### Required action
If a line in the records below contains the word "different", copy it.

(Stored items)
[Start of section]

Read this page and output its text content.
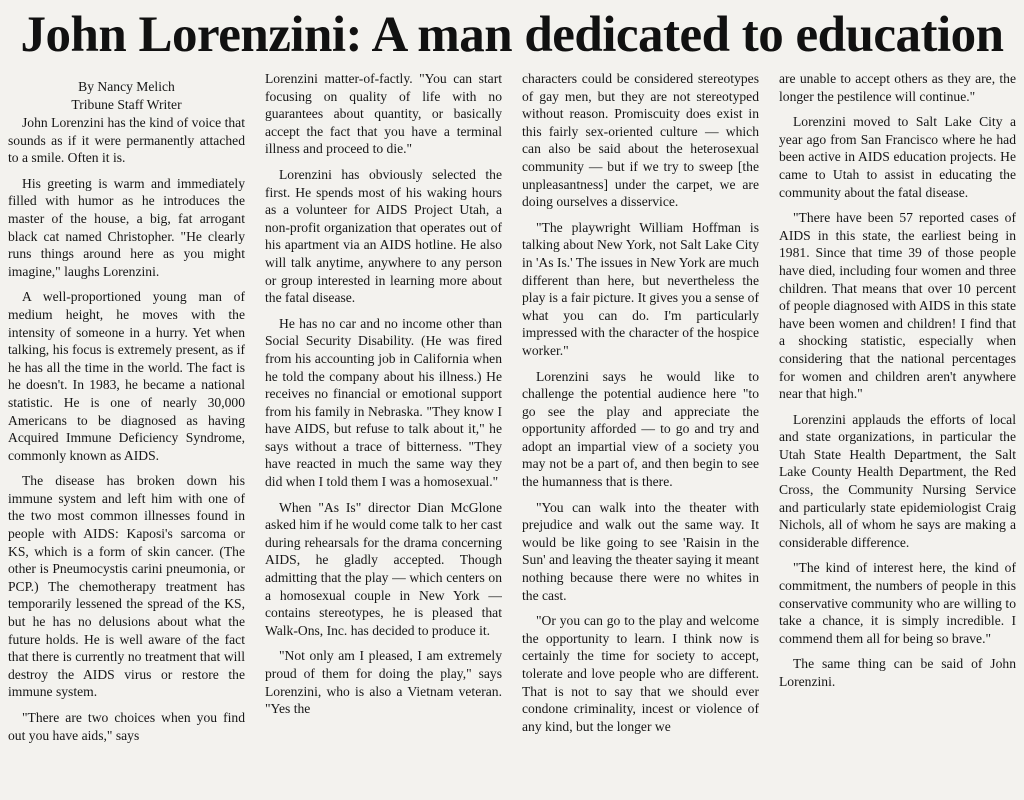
John Lorenzini: A man dedicated to education
By Nancy Melich
Tribune Staff Writer

John Lorenzini has the kind of voice that sounds as if it were permanently attached to a smile. Often it is.

His greeting is warm and immediately filled with humor as he introduces the master of the house, a big, fat arrogant black cat named Christopher. "He clearly runs things around here as you might imagine," laughs Lorenzini.

A well-proportioned young man of medium height, he moves with the intensity of someone in a hurry. Yet when talking, his focus is extremely present, as if he has all the time in the world. The fact is he doesn't. In 1983, he became a national statistic. He is one of nearly 30,000 Americans to be diagnosed as having Acquired Immune Deficiency Syndrome, commonly known as AIDS.

The disease has broken down his immune system and left him with one of the two most common illnesses found in people with AIDS: Kaposi's sarcoma or KS, which is a form of skin cancer. (The other is Pneumocystis carini pneumonia, or PCP.) The chemotherapy treatment has temporarily lessened the spread of the KS, but he has no delusions about what the future holds. He is well aware of the fact that there is currently no treatment that will destroy the AIDS virus or restore the immune system.

"There are two choices when you find out you have aids," says

Lorenzini matter-of-factly. "You can start focusing on quality of life with no guarantees about quantity, or basically accept the fact that you have a terminal illness and proceed to die."

Lorenzini has obviously selected the first. He spends most of his waking hours as a volunteer for AIDS Project Utah, a non-profit organization that operates out of his apartment via an AIDS hotline. He also will talk anytime, anywhere to any person or group interested in learning more about the fatal disease.

He has no car and no income other than Social Security Disability. (He was fired from his accounting job in California when he told the company about his illness.) He receives no financial or emotional support from his family in Nebraska. "They know I have AIDS, but refuse to talk about it," he says without a trace of bitterness. "They have reacted in much the same way they did when I told them I was a homosexual."

When "As Is" director Dian McGlone asked him if he would come talk to her cast during rehearsals for the drama concerning AIDS, he gladly accepted. Though admitting that the play — which centers on a homosexual couple in New York — contains stereotypes, he is pleased that Walk-Ons, Inc. has decided to produce it.

"Not only am I pleased, I am extremely proud of them for doing the play," says Lorenzini, who is also a Vietnam veteran. "Yes the

characters could be considered stereotypes of gay men, but they are not stereotyped without reason. Promiscuity does exist in this fairly sex-oriented culture — which can also be said about the heterosexual community — but if we try to sweep [the unpleasantness] under the carpet, we are doing ourselves a disservice.

"The playwright William Hoffman is talking about New York, not Salt Lake City in 'As Is.' The issues in New York are much different than here, but nevertheless the play is a fair picture. It gives you a sense of what you can do. I'm particularly impressed with the character of the hospice worker."

Lorenzini says he would like to challenge the potential audience here "to go see the play and appreciate the opportunity afforded — to go and try and adopt an impartial view of a society you may not be a part of, and then begin to see the humanness that is there.

"You can walk into the theater with prejudice and walk out the same way. It would be like going to see 'Raisin in the Sun' and leaving the theater saying it meant nothing because there were no whites in the cast.

"Or you can go to the play and welcome the opportunity to learn. I think now is certainly the time for society to accept, tolerate and love people who are different. That is not to say that we should ever condone criminality, incest or violence of any kind, but the longer we

are unable to accept others as they are, the longer the pestilence will continue."

Lorenzini moved to Salt Lake City a year ago from San Francisco where he had been active in AIDS education projects. He came to Utah to assist in educating the community about the fatal disease.

"There have been 57 reported cases of AIDS in this state, the earliest being in 1981. Since that time 39 of those people have died, including four women and three children. That means that over 10 percent of people diagnosed with AIDS in this state have been women and children! I find that a shocking statistic, especially when considering that the national percentages for women and children aren't anywhere near that high."

Lorenzini applauds the efforts of local and state organizations, in particular the Utah State Health Department, the Salt Lake County Health Department, the Red Cross, the Community Nursing Service and particularly state epidemiologist Craig Nichols, all of whom he says are making a considerable difference.

"The kind of interest here, the kind of commitment, the numbers of people in this conservative community who are willing to take a chance, it is simply incredible. I commend them all for being so brave."

The same thing can be said of John Lorenzini.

[End of section]

### Task solution
"The playwright William Hoffman is talking about New York, not Salt Lake City in 'As Is.' The issues in New York are much different than here, but nevertheless the play is a fair picture. It gives you a sense of what you can do. I'm particularly impressed with the character of the hospice worker."
"Or you can go to the play and welcome the opportunity to learn. I think now is certainly the time for society to accept, tolerate and love people who are different. That is not to say that we should ever condone criminality, incest or violence of any kind, but the longer we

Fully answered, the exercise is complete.